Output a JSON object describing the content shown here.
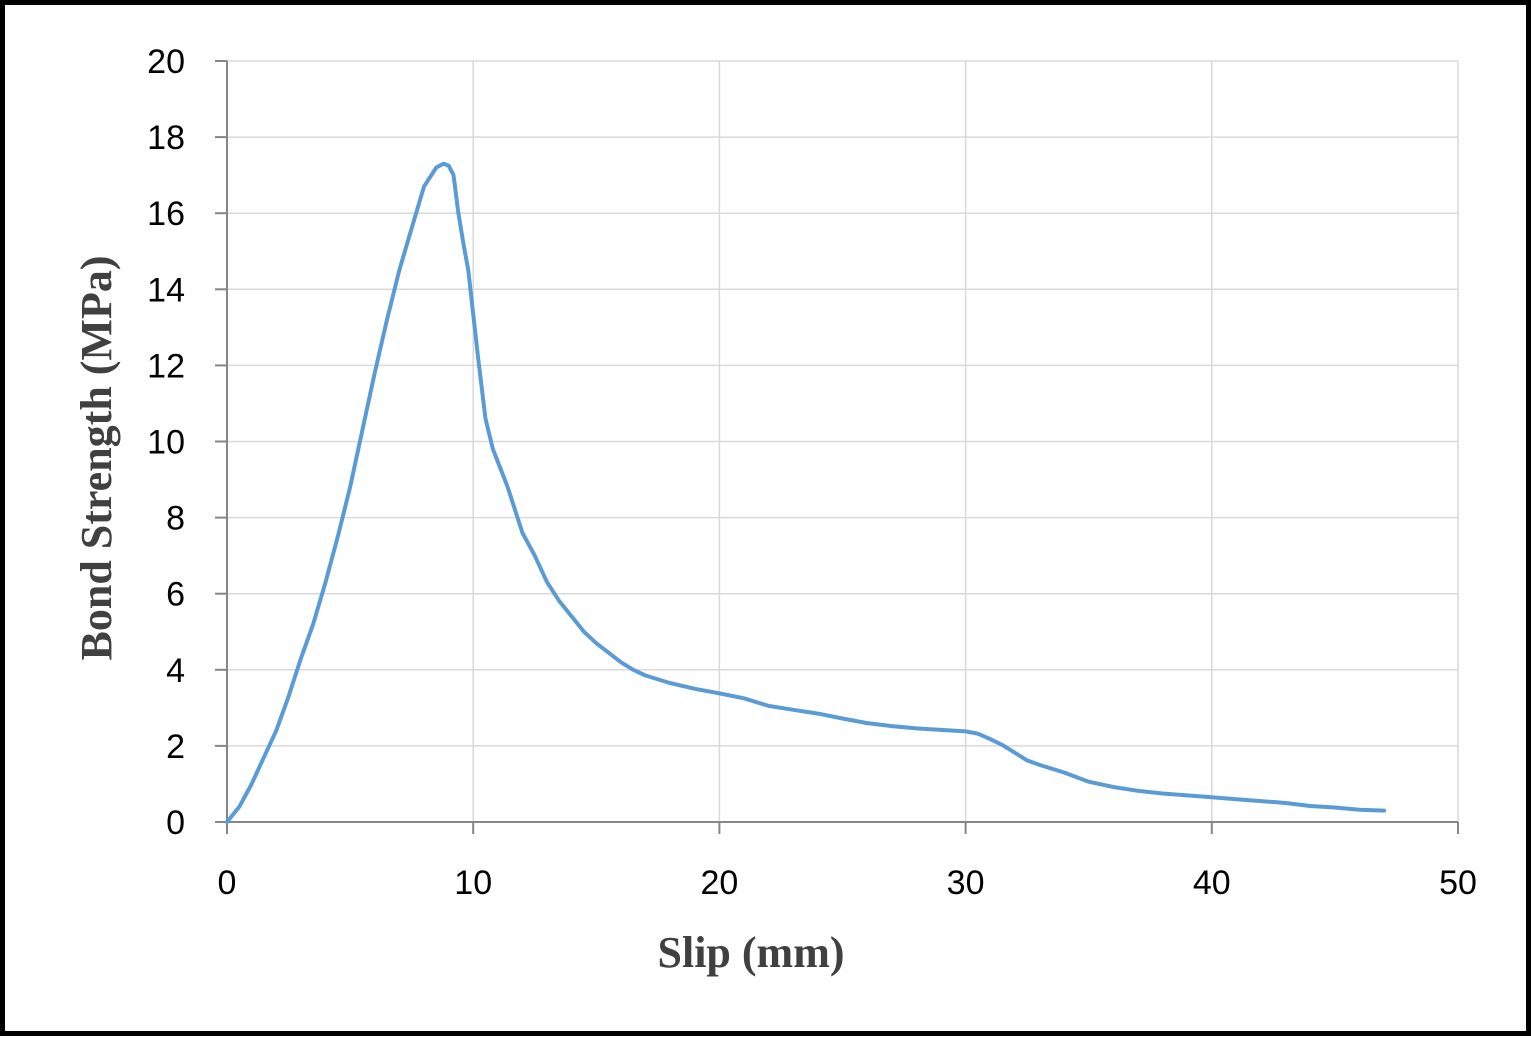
{
  "chart_data": {
    "type": "line",
    "title": "",
    "xlabel": "Slip (mm)",
    "ylabel": "Bond Strength (MPa)",
    "xlim": [
      0,
      50
    ],
    "ylim": [
      0,
      20
    ],
    "xticks": [
      0,
      10,
      20,
      30,
      40,
      50
    ],
    "yticks": [
      0,
      2,
      4,
      6,
      8,
      10,
      12,
      14,
      16,
      18,
      20
    ],
    "grid": true,
    "legend": "none",
    "colors": {
      "line": "#5b9bd5",
      "grid": "#d9d9d9",
      "axis": "#868686",
      "frame": "#000000"
    },
    "series": [
      {
        "x": [
          0,
          0.5,
          1,
          1.5,
          2,
          2.5,
          3,
          3.5,
          4,
          4.5,
          5,
          5.5,
          6,
          6.5,
          7,
          7.5,
          8,
          8.5,
          8.8,
          9.0,
          9.2,
          9.4,
          9.6,
          9.8,
          10.2,
          10.5,
          10.8,
          11.1,
          11.4,
          12,
          12.5,
          13,
          13.5,
          14,
          14.5,
          15,
          15.5,
          16,
          16.5,
          17,
          18,
          19,
          20,
          21,
          22,
          23,
          24,
          25,
          26,
          27,
          28,
          29,
          30,
          30.5,
          31,
          31.5,
          32,
          32.5,
          33,
          34,
          35,
          36,
          37,
          38,
          39,
          40,
          41,
          42,
          43,
          44,
          45,
          46,
          47
        ],
        "y": [
          0,
          0.4,
          1.0,
          1.7,
          2.4,
          3.3,
          4.3,
          5.2,
          6.3,
          7.5,
          8.8,
          10.3,
          11.8,
          13.2,
          14.5,
          15.6,
          16.7,
          17.2,
          17.3,
          17.25,
          17.0,
          16.0,
          15.2,
          14.5,
          12.2,
          10.6,
          9.8,
          9.3,
          8.8,
          7.6,
          7.0,
          6.3,
          5.8,
          5.4,
          5.0,
          4.7,
          4.45,
          4.2,
          4.0,
          3.85,
          3.65,
          3.5,
          3.38,
          3.25,
          3.05,
          2.95,
          2.85,
          2.72,
          2.6,
          2.52,
          2.46,
          2.42,
          2.38,
          2.32,
          2.18,
          2.02,
          1.82,
          1.62,
          1.5,
          1.3,
          1.06,
          0.92,
          0.82,
          0.75,
          0.7,
          0.65,
          0.6,
          0.55,
          0.5,
          0.42,
          0.38,
          0.32,
          0.3
        ]
      }
    ]
  }
}
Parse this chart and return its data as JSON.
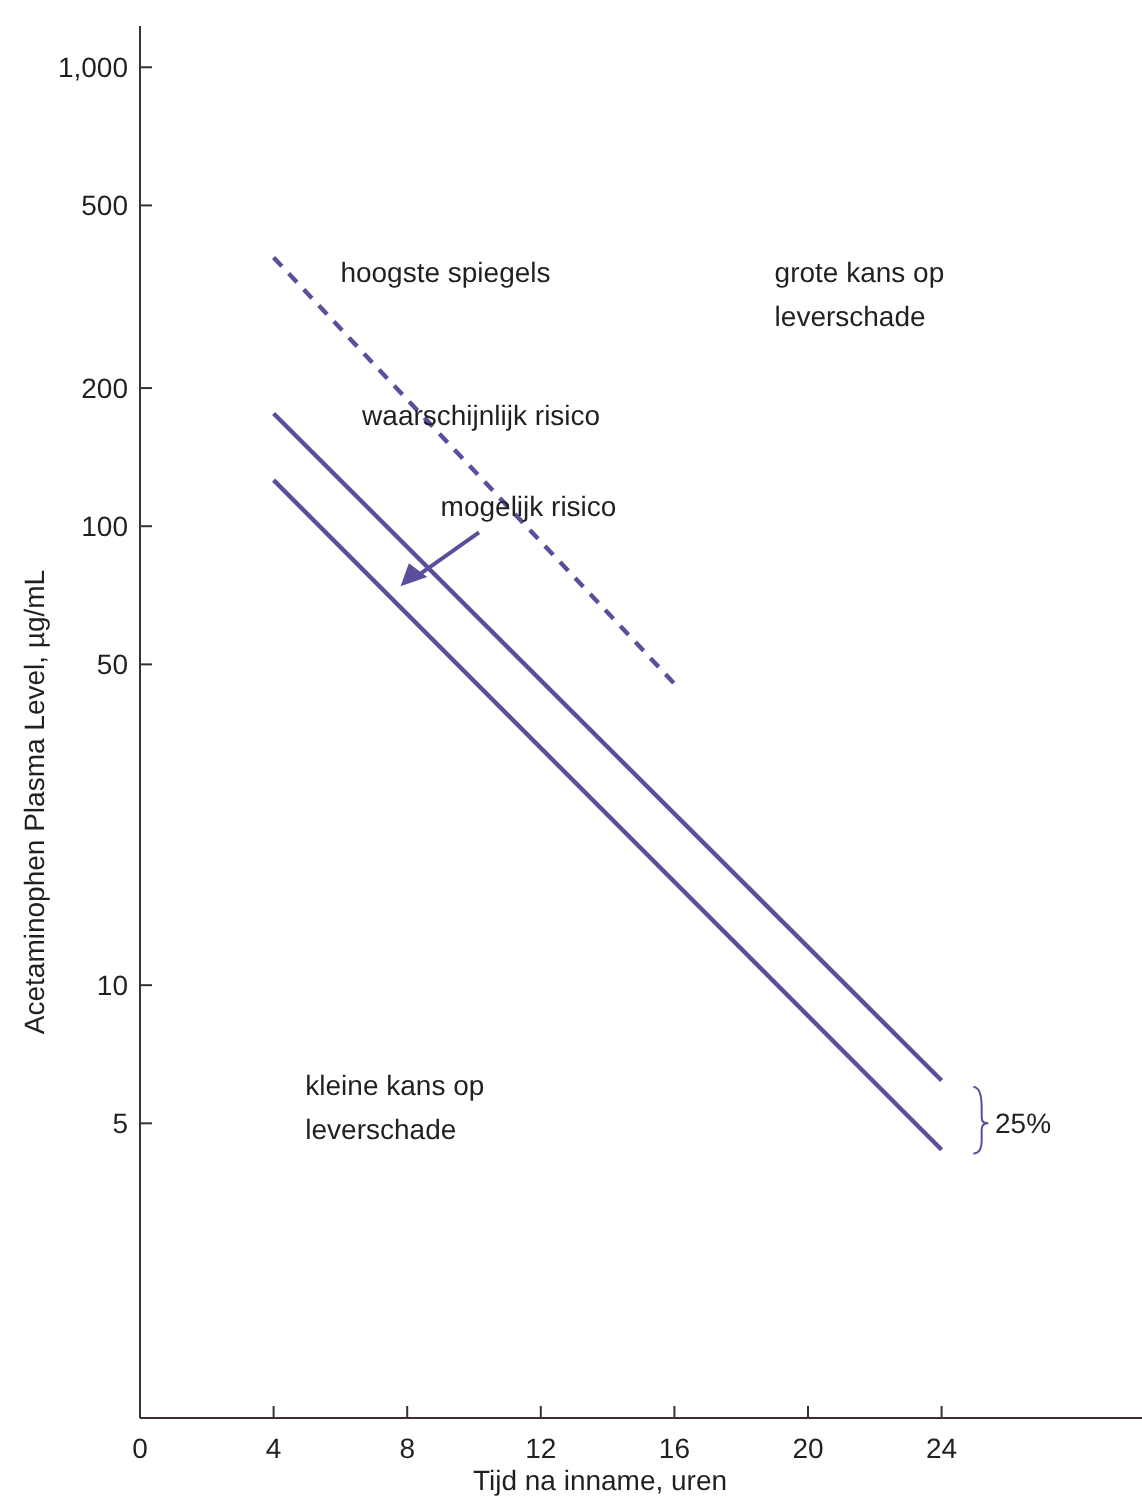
{
  "chart_data": {
    "type": "line",
    "xlabel": "Tijd na inname, uren",
    "ylabel": "Acetaminophen Plasma Level, µg/mL",
    "log": true,
    "xlim": [
      0,
      30
    ],
    "xticks": [
      0,
      4,
      8,
      12,
      16,
      20,
      24
    ],
    "ylim": [
      1.14,
      1230
    ],
    "yticks": [
      5,
      10,
      50,
      100,
      200,
      500,
      {
        "value": 1000,
        "label": "1,000"
      }
    ],
    "series": [
      {
        "color": "#5b4e9b",
        "x": [
          4,
          16
        ],
        "values": [
          385,
          45.4
        ],
        "line_style": "dashed"
      },
      {
        "color": "#5b4e9b",
        "x": [
          4,
          24
        ],
        "values": [
          176,
          6.2
        ],
        "line_style": "solid"
      },
      {
        "color": "#5b4e9b",
        "x": [
          4,
          24
        ],
        "values": [
          126,
          4.38
        ],
        "line_style": "solid"
      }
    ],
    "annotations": [
      "hoogste spiegels",
      "grote kans op\nleverschade",
      "waarschijnlijk risico",
      "mogelijk risico",
      "kleine kans op\nleverschade",
      "25%"
    ]
  }
}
***
** Work to do **
Look for the line that contains "Parse this chart and return its data as JSON.", then please copy it and the rest of the lines through the end of the data, pictures excluded.

** Exercise result **
Parse this chart and return its data as JSON.
{
  "chart_data": {
    "type": "line",
    "xlabel": "Tijd na inname, uren",
    "ylabel": "Acetaminophen Plasma Level, µg/mL",
    "log": true,
    "xlim": [
      0,
      30
    ],
    "xticks": [
      0,
      4,
      8,
      12,
      16,
      20,
      24
    ],
    "ylim": [
      1.14,
      1230
    ],
    "yticks": [
      5,
      10,
      50,
      100,
      200,
      500,
      {
        "value": 1000,
        "label": "1,000"
      }
    ],
    "series": [
      {
        "color": "#5b4e9b",
        "x": [
          4,
          16
        ],
        "values": [
          385,
          45.4
        ],
        "line_style": "dashed"
      },
      {
        "color": "#5b4e9b",
        "x": [
          4,
          24
        ],
        "values": [
          176,
          6.2
        ],
        "line_style": "solid"
      },
      {
        "color": "#5b4e9b",
        "x": [
          4,
          24
        ],
        "values": [
          126,
          4.38
        ],
        "line_style": "solid"
      }
    ],
    "annotations": [
      "hoogste spiegels",
      "grote kans op\nleverschade",
      "waarschijnlijk risico",
      "mogelijk risico",
      "kleine kans op\nleverschade",
      "25%"
    ]
  }
}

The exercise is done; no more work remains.